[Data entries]
^^^^^^^^

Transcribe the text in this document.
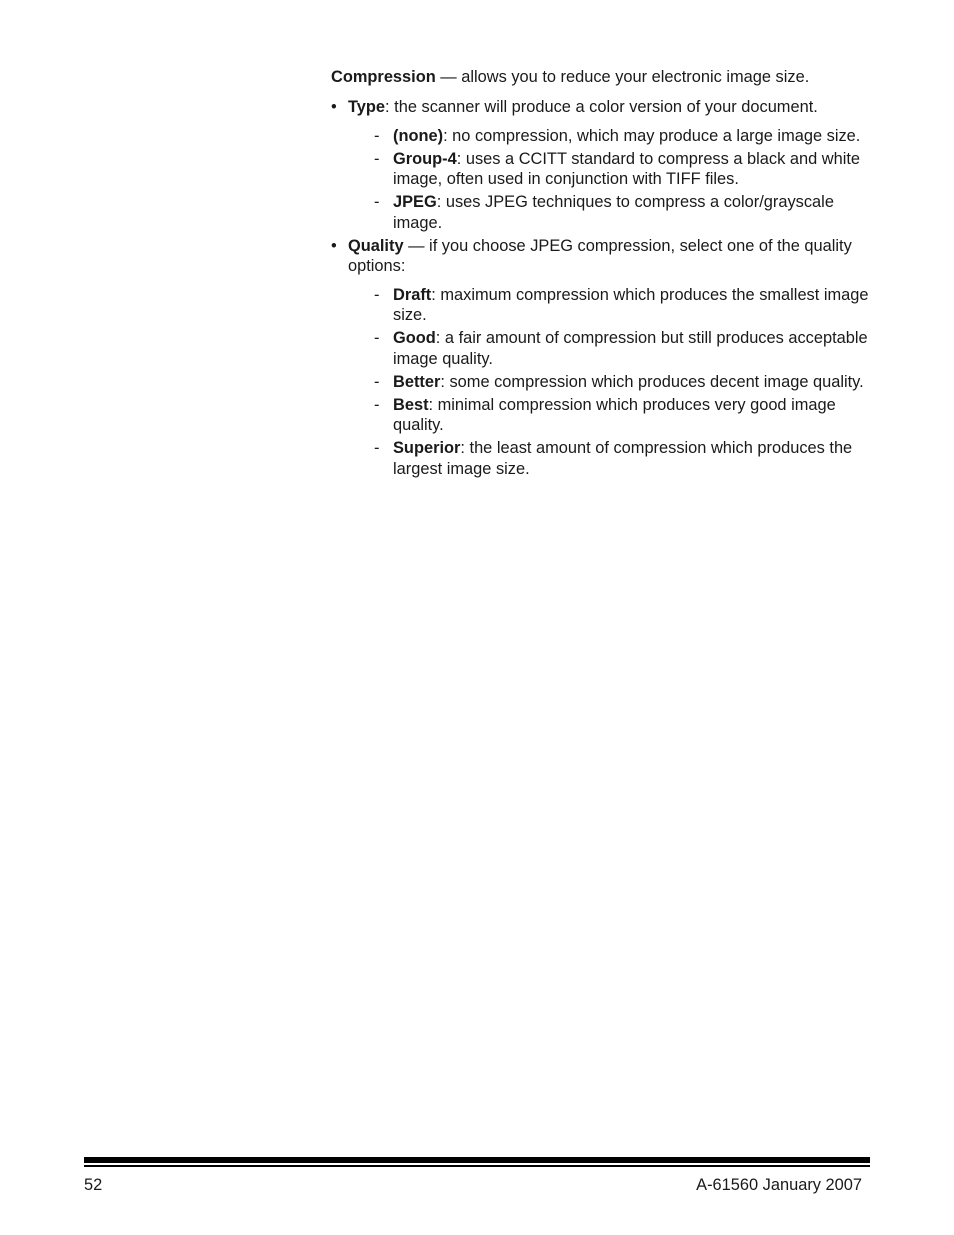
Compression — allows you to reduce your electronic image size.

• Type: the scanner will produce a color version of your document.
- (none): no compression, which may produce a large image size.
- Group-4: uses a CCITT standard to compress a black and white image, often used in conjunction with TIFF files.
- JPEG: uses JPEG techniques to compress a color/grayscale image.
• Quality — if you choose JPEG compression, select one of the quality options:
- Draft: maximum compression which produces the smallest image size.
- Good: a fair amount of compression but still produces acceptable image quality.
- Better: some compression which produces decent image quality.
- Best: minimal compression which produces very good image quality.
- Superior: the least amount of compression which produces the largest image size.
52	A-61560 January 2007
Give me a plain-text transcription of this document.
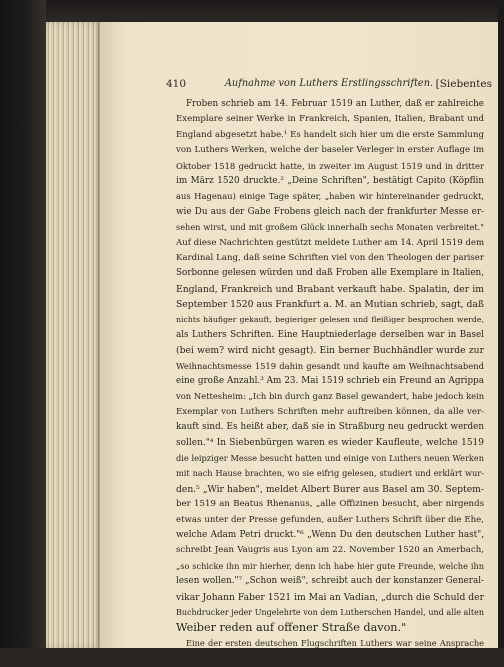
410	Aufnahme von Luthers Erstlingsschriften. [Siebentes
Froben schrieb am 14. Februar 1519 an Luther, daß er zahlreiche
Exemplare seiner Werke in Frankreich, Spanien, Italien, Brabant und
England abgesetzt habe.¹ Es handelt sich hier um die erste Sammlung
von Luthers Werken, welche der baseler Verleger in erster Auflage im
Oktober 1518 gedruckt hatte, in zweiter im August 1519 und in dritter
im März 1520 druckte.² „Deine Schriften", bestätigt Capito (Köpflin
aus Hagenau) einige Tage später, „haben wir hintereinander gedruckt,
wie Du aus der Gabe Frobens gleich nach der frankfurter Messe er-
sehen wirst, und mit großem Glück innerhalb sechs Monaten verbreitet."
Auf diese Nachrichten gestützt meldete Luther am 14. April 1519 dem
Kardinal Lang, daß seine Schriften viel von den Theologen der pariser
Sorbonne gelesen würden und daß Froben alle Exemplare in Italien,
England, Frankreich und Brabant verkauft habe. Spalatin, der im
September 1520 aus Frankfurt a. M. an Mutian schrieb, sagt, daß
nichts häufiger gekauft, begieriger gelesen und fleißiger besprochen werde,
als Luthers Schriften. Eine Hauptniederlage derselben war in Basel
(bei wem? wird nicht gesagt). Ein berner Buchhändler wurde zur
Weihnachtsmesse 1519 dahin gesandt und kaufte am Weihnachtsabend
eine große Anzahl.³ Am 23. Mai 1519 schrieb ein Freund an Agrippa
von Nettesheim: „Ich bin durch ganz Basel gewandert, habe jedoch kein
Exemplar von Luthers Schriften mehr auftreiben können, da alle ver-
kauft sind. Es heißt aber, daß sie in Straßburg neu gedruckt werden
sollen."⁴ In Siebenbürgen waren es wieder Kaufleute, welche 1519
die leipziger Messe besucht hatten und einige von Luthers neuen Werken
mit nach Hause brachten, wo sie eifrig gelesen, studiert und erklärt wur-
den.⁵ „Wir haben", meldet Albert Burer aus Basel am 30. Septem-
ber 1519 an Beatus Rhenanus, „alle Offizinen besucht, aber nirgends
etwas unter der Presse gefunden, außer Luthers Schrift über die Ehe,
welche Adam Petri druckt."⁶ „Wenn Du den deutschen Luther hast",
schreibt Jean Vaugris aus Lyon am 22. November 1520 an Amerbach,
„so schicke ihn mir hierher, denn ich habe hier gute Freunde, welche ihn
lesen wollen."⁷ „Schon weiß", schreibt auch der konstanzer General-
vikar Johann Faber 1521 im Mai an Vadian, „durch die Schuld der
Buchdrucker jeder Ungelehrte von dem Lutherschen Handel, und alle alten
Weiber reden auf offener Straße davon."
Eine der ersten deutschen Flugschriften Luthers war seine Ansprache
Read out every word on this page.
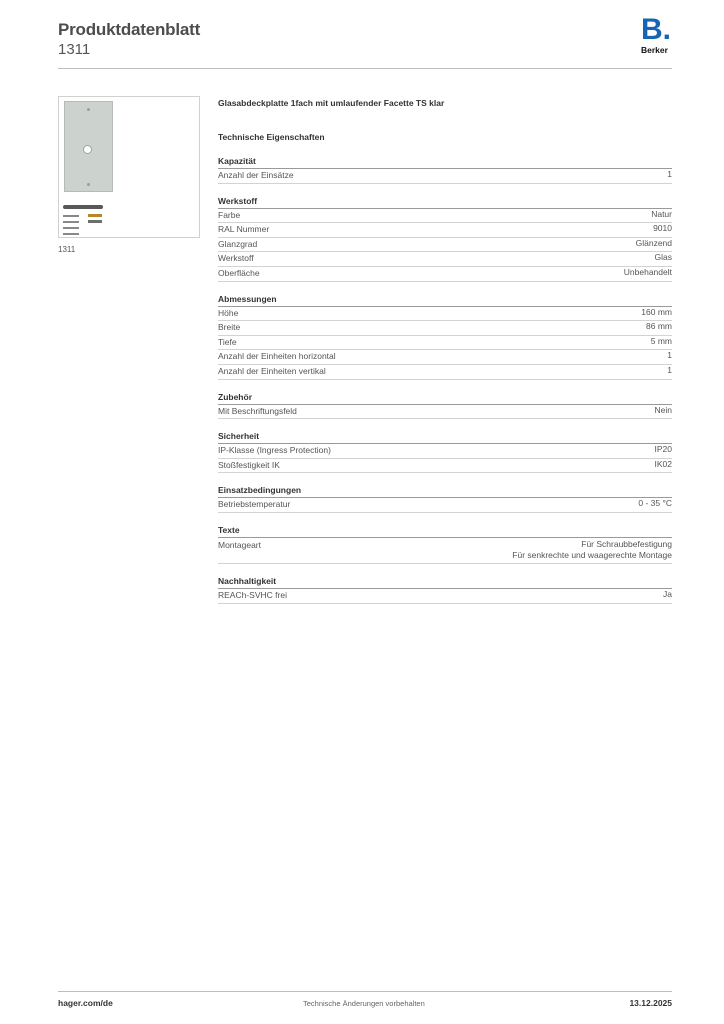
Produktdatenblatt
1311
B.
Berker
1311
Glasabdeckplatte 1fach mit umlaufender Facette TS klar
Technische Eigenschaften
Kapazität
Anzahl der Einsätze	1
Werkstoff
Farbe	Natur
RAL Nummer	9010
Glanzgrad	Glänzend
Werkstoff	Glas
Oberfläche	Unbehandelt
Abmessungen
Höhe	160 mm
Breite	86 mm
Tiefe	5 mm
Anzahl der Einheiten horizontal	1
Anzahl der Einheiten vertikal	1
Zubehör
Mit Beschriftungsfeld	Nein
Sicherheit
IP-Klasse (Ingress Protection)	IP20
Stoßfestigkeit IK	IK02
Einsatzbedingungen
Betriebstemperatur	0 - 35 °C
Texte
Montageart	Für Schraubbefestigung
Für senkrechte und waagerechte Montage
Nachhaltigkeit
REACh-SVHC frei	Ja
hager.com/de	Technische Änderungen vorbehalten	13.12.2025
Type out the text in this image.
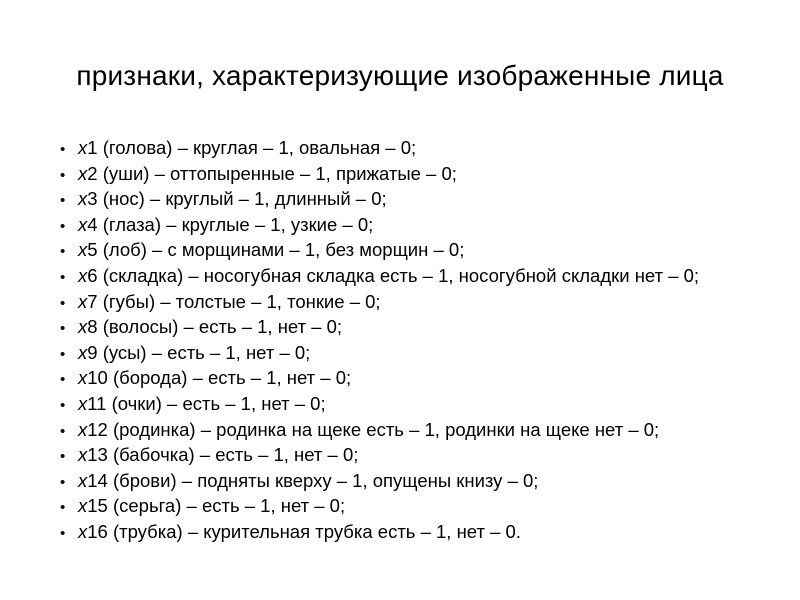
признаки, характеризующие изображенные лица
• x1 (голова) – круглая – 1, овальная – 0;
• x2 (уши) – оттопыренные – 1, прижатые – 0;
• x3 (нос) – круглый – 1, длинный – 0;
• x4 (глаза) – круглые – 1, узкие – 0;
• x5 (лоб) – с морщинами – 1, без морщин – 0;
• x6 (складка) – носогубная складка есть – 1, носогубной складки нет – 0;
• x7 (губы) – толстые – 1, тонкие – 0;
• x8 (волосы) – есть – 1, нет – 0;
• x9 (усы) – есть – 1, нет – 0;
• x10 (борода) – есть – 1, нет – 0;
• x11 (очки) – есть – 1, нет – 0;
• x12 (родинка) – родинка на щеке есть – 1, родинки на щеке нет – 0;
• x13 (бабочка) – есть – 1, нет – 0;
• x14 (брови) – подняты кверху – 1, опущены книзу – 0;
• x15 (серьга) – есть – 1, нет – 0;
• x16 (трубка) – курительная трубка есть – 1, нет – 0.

^^^^^^^^

THE PROBLEM ▸
Each line in the listing above that contains "color" should be copied.

COMPLETE ANSWER ▸
• Type: the scanner will produce a color version of your document.
- JPEG: uses JPEG techniques to compress a color/grayscale image.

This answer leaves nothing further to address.